• [Exercise details]: Print all of the data exactly.

--- Start ---

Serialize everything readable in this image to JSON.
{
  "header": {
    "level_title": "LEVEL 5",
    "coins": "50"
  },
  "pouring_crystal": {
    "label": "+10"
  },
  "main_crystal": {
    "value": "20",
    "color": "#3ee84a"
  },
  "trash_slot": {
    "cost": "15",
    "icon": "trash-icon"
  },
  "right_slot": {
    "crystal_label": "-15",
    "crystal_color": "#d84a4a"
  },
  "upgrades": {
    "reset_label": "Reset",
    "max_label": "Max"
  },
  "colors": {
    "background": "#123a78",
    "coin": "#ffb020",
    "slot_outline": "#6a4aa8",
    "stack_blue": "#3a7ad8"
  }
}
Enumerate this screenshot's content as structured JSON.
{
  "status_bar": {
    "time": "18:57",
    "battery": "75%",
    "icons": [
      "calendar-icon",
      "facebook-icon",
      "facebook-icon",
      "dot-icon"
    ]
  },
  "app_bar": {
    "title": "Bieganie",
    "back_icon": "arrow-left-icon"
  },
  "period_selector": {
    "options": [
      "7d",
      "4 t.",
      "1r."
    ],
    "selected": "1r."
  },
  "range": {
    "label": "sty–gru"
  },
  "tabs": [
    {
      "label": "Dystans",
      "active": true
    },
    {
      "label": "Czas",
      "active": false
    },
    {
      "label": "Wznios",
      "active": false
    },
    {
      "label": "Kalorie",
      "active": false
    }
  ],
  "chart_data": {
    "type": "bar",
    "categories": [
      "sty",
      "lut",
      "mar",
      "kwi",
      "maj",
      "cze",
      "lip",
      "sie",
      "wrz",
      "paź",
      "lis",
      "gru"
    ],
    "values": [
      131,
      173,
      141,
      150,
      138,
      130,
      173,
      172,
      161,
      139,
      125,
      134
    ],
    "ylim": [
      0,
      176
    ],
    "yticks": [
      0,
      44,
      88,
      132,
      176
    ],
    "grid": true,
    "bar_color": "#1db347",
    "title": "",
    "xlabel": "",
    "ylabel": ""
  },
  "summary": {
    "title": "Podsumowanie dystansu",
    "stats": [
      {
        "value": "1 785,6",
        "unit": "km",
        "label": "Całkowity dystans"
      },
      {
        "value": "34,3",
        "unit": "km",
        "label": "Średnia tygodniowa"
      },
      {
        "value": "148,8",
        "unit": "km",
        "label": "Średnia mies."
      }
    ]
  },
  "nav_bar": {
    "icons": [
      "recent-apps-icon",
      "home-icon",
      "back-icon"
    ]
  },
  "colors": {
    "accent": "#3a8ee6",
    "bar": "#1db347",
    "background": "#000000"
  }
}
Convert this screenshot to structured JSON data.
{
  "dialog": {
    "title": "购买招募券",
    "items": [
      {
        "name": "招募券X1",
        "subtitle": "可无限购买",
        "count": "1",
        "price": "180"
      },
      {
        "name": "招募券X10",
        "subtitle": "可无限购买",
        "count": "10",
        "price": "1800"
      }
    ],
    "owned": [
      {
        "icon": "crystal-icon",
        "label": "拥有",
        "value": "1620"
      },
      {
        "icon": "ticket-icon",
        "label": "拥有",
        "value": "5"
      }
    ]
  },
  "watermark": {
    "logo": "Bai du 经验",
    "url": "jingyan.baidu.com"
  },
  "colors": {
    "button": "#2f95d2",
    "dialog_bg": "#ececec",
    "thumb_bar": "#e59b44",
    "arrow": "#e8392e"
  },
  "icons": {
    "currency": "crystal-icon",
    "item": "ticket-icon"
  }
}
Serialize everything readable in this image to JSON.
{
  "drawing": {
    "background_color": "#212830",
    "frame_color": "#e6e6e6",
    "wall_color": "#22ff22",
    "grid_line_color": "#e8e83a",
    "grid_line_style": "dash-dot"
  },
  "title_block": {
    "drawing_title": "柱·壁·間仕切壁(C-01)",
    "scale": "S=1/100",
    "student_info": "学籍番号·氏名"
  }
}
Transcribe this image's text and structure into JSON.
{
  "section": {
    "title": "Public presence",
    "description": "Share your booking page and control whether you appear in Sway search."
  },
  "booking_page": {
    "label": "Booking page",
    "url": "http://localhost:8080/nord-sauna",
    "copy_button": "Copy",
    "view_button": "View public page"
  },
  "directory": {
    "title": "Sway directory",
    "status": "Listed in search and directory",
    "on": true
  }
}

--- End ---

• [Written response]:
Serialize everything readable in this image to JSON.
{
  "header": {
    "level_title": "LEVEL 5",
    "coins": "50"
  },
  "pouring_crystal": {
    "label": "+10"
  },
  "main_crystal": {
    "value": "20",
    "color": "#3ee84a"
  },
  "trash_slot": {
    "cost": "15",
    "icon": "trash-icon"
  },
  "right_slot": {
    "crystal_label": "-15",
    "crystal_color": "#d84a4a"
  },
  "upgrades": {
    "reset_label": "Reset",
    "max_label": "Max"
  },
  "colors": {
    "background": "#123a78",
    "coin": "#ffb020",
    "slot_outline": "#6a4aa8",
    "stack_blue": "#3a7ad8"
  }
}
Enumerate this screenshot's content as structured JSON.
{
  "status_bar": {
    "time": "18:57",
    "battery": "75%",
    "icons": [
      "calendar-icon",
      "facebook-icon",
      "facebook-icon",
      "dot-icon"
    ]
  },
  "app_bar": {
    "title": "Bieganie",
    "back_icon": "arrow-left-icon"
  },
  "period_selector": {
    "options": [
      "7d",
      "4 t.",
      "1r."
    ],
    "selected": "1r."
  },
  "range": {
    "label": "sty–gru"
  },
  "tabs": [
    {
      "label": "Dystans",
      "active": true
    },
    {
      "label": "Czas",
      "active": false
    },
    {
      "label": "Wznios",
      "active": false
    },
    {
      "label": "Kalorie",
      "active": false
    }
  ],
  "chart_data": {
    "type": "bar",
    "categories": [
      "sty",
      "lut",
      "mar",
      "kwi",
      "maj",
      "cze",
      "lip",
      "sie",
      "wrz",
      "paź",
      "lis",
      "gru"
    ],
    "values": [
      131,
      173,
      141,
      150,
      138,
      130,
      173,
      172,
      161,
      139,
      125,
      134
    ],
    "ylim": [
      0,
      176
    ],
    "yticks": [
      0,
      44,
      88,
      132,
      176
    ],
    "grid": true,
    "bar_color": "#1db347",
    "title": "",
    "xlabel": "",
    "ylabel": ""
  },
  "summary": {
    "title": "Podsumowanie dystansu",
    "stats": [
      {
        "value": "1 785,6",
        "unit": "km",
        "label": "Całkowity dystans"
      },
      {
        "value": "34,3",
        "unit": "km",
        "label": "Średnia tygodniowa"
      },
      {
        "value": "148,8",
        "unit": "km",
        "label": "Średnia mies."
      }
    ]
  },
  "nav_bar": {
    "icons": [
      "recent-apps-icon",
      "home-icon",
      "back-icon"
    ]
  },
  "colors": {
    "accent": "#3a8ee6",
    "bar": "#1db347",
    "background": "#000000"
  }
}
Convert this screenshot to structured JSON data.
{
  "dialog": {
    "title": "购买招募券",
    "items": [
      {
        "name": "招募券X1",
        "subtitle": "可无限购买",
        "count": "1",
        "price": "180"
      },
      {
        "name": "招募券X10",
        "subtitle": "可无限购买",
        "count": "10",
        "price": "1800"
      }
    ],
    "owned": [
      {
        "icon": "crystal-icon",
        "label": "拥有",
        "value": "1620"
      },
      {
        "icon": "ticket-icon",
        "label": "拥有",
        "value": "5"
      }
    ]
  },
  "watermark": {
    "logo": "Bai du 经验",
    "url": "jingyan.baidu.com"
  },
  "colors": {
    "button": "#2f95d2",
    "dialog_bg": "#ececec",
    "thumb_bar": "#e59b44",
    "arrow": "#e8392e"
  },
  "icons": {
    "currency": "crystal-icon",
    "item": "ticket-icon"
  }
}
Serialize everything readable in this image to JSON.
{
  "drawing": {
    "background_color": "#212830",
    "frame_color": "#e6e6e6",
    "wall_color": "#22ff22",
    "grid_line_color": "#e8e83a",
    "grid_line_style": "dash-dot"
  },
  "title_block": {
    "drawing_title": "柱·壁·間仕切壁(C-01)",
    "scale": "S=1/100",
    "student_info": "学籍番号·氏名"
  }
}
Transcribe this image's text and structure into JSON.
{
  "section": {
    "title": "Public presence",
    "description": "Share your booking page and control whether you appear in Sway search."
  },
  "booking_page": {
    "label": "Booking page",
    "url": "http://localhost:8080/nord-sauna",
    "copy_button": "Copy",
    "view_button": "View public page"
  },
  "directory": {
    "title": "Sway directory",
    "status": "Listed in search and directory",
    "on": true
  }
}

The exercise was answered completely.